■ **Required task**: Copy each line that contains the string "username".

■ **Stored data**:
┏━━
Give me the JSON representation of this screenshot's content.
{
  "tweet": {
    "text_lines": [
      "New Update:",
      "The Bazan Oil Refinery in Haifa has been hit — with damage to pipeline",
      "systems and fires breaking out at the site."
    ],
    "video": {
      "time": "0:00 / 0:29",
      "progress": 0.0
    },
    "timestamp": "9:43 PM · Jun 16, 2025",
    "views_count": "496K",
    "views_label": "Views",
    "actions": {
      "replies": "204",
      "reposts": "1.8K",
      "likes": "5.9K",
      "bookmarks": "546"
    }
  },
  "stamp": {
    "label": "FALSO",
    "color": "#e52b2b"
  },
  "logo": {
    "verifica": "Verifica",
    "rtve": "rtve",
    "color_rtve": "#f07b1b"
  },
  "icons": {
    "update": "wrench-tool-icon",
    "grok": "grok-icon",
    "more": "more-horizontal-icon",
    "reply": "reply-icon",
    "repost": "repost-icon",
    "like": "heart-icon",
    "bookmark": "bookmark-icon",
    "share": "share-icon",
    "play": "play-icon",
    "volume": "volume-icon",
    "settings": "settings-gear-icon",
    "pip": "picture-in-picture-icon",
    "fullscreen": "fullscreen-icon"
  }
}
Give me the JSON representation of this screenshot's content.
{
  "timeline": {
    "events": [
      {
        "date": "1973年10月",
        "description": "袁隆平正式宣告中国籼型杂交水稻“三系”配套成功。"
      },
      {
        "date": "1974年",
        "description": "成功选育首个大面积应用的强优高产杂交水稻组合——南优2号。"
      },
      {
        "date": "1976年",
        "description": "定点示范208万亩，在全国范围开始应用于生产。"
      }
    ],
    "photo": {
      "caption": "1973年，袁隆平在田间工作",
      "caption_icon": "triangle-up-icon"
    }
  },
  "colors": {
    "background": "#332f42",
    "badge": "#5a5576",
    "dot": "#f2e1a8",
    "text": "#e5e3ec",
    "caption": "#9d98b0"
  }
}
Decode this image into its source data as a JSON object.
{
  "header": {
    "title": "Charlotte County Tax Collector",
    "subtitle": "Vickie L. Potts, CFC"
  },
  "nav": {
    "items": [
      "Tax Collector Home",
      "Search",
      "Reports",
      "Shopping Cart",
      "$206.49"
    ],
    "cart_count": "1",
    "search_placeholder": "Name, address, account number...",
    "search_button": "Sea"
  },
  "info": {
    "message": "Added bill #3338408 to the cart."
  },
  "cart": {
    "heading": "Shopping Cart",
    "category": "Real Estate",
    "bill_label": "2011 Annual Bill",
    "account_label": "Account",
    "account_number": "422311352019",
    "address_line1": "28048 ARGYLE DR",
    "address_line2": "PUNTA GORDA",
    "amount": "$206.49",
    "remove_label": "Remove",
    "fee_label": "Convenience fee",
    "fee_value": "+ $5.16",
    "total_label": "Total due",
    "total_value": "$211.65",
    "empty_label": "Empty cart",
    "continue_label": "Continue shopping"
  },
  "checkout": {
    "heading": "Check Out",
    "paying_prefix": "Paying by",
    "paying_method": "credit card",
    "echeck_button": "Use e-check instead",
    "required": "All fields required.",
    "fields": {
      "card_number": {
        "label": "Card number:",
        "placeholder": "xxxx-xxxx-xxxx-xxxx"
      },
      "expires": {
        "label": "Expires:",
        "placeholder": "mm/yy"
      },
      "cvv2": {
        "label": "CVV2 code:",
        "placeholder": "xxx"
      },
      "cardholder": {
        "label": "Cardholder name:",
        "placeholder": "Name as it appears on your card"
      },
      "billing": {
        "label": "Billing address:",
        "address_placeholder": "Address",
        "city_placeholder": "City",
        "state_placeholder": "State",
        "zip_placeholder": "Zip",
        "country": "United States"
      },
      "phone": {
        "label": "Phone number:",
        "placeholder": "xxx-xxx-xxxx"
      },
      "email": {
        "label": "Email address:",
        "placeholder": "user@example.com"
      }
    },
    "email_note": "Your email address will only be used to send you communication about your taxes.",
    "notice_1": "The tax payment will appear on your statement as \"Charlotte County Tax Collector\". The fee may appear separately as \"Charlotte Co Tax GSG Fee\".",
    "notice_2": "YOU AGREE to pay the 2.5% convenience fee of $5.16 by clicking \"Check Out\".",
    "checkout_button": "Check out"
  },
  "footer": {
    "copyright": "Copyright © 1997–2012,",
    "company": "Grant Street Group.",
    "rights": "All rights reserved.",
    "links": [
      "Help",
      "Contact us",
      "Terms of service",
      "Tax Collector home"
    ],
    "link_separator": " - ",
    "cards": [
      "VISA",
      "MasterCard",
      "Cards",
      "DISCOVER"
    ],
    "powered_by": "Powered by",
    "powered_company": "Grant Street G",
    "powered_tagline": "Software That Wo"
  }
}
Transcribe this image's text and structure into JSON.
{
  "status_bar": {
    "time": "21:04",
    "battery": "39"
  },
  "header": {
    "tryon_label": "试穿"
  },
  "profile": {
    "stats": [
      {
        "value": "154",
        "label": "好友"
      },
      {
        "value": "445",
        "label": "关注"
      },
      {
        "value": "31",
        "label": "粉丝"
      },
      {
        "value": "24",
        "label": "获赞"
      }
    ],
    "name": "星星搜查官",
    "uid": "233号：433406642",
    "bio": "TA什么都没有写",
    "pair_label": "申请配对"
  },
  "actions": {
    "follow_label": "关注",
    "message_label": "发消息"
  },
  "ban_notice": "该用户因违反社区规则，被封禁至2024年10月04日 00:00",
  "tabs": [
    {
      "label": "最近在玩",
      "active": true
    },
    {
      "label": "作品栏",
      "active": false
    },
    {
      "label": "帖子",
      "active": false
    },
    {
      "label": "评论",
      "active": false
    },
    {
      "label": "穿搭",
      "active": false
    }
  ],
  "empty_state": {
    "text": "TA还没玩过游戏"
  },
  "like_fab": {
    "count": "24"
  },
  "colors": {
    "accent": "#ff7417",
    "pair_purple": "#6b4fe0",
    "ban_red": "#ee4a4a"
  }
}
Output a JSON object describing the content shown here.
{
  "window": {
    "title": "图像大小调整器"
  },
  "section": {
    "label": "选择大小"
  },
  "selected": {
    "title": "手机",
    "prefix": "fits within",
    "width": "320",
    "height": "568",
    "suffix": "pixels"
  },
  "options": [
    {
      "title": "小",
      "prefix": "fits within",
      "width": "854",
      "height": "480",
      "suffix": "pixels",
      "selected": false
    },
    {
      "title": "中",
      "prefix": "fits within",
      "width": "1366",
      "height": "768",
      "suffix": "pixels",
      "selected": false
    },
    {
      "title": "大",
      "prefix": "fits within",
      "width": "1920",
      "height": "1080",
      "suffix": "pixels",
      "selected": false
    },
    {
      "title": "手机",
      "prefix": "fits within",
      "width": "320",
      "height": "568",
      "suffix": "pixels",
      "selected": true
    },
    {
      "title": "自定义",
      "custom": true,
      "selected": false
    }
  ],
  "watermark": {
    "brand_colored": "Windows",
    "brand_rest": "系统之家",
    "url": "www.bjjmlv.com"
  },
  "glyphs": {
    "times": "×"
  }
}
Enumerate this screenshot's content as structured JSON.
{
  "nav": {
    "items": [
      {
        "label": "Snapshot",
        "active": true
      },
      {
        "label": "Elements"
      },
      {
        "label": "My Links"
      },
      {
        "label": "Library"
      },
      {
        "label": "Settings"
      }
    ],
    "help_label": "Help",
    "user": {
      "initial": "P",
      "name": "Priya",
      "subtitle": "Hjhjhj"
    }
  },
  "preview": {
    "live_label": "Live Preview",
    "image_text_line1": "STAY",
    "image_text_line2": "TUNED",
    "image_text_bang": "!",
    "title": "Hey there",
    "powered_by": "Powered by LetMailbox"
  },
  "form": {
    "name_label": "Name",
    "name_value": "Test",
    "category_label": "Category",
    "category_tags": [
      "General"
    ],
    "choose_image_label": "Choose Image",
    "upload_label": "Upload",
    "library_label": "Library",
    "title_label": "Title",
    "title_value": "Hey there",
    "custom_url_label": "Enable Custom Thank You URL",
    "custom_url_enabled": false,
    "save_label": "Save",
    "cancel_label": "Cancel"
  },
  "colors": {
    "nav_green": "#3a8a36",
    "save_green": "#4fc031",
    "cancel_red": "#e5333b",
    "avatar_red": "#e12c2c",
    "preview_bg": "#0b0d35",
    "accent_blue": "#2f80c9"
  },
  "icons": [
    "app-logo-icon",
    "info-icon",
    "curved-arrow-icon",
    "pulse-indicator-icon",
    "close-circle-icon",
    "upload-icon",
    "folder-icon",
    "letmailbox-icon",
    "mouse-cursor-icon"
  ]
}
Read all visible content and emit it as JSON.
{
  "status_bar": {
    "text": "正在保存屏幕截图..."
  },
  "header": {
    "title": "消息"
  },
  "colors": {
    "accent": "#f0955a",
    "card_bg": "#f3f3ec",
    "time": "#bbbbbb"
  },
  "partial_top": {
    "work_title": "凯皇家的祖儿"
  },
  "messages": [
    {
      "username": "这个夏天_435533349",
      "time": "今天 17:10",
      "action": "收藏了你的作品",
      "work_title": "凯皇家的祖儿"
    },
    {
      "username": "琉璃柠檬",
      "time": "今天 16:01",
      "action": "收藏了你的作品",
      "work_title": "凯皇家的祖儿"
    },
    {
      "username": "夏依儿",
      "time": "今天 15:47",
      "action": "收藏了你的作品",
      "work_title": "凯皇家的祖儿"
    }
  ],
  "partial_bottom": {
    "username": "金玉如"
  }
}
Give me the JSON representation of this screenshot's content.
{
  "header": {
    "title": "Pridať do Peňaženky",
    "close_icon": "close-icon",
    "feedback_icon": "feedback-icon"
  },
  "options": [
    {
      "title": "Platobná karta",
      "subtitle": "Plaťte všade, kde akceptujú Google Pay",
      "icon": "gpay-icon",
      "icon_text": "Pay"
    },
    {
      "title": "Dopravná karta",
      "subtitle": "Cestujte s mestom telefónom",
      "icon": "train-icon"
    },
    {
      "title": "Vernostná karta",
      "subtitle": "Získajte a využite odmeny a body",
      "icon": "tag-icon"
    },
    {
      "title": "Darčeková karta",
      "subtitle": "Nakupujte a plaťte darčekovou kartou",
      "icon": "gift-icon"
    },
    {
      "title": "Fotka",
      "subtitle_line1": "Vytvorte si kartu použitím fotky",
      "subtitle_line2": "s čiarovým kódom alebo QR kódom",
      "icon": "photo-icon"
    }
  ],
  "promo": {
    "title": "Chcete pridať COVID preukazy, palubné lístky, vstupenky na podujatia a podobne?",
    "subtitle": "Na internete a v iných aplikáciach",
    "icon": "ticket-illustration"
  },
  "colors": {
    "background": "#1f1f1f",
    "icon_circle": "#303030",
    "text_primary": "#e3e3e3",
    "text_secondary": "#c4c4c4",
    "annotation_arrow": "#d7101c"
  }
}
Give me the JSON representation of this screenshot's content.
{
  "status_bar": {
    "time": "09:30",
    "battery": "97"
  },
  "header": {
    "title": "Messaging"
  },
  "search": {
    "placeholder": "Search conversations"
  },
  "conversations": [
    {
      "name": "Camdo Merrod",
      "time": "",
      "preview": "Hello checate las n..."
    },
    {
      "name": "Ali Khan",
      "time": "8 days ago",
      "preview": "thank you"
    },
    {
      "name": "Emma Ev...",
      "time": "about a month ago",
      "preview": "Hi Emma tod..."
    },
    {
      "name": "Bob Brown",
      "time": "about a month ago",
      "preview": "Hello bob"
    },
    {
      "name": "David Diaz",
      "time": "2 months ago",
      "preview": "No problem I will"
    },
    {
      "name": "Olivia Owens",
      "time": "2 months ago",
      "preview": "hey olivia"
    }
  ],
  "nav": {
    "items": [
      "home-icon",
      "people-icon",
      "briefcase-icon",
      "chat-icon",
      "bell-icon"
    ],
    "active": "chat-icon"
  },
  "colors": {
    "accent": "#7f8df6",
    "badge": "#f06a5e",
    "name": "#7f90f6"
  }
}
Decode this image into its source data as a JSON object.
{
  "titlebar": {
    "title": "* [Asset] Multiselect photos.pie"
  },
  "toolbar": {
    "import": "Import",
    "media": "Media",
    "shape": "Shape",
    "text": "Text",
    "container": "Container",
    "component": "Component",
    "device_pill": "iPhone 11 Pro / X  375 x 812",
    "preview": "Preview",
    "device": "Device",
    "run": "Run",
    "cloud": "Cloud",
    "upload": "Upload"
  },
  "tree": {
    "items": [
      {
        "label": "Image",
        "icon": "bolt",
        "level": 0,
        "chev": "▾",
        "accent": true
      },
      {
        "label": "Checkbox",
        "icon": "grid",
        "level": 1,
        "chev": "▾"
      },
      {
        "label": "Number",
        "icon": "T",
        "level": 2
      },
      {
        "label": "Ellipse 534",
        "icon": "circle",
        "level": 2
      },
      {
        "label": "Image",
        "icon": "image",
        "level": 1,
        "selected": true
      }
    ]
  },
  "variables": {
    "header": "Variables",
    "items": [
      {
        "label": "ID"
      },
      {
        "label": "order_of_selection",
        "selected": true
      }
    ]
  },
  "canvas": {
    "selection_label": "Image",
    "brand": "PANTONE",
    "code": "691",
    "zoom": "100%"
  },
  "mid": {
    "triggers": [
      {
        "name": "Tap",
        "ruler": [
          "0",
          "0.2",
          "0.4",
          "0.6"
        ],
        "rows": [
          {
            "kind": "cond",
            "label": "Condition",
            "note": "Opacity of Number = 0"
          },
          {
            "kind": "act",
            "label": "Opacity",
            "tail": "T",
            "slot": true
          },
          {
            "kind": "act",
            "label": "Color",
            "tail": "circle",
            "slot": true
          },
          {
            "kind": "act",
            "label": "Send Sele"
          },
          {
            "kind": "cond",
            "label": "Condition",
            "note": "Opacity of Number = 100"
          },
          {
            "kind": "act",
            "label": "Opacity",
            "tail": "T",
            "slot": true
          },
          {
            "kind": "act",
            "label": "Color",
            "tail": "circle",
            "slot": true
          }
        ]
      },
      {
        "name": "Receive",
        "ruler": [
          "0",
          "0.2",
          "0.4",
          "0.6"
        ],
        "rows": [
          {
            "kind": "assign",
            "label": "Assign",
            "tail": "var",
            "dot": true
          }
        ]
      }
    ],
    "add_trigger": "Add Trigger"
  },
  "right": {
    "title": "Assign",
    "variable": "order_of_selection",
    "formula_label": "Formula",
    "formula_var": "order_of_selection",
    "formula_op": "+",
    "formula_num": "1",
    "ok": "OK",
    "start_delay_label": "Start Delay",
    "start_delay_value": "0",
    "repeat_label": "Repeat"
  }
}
┗━━
■ **Written response**:
      "username": "这个夏天_435533349",
      "username": "琉璃柠檬",
      "username": "夏依儿",
    "username": "金玉如"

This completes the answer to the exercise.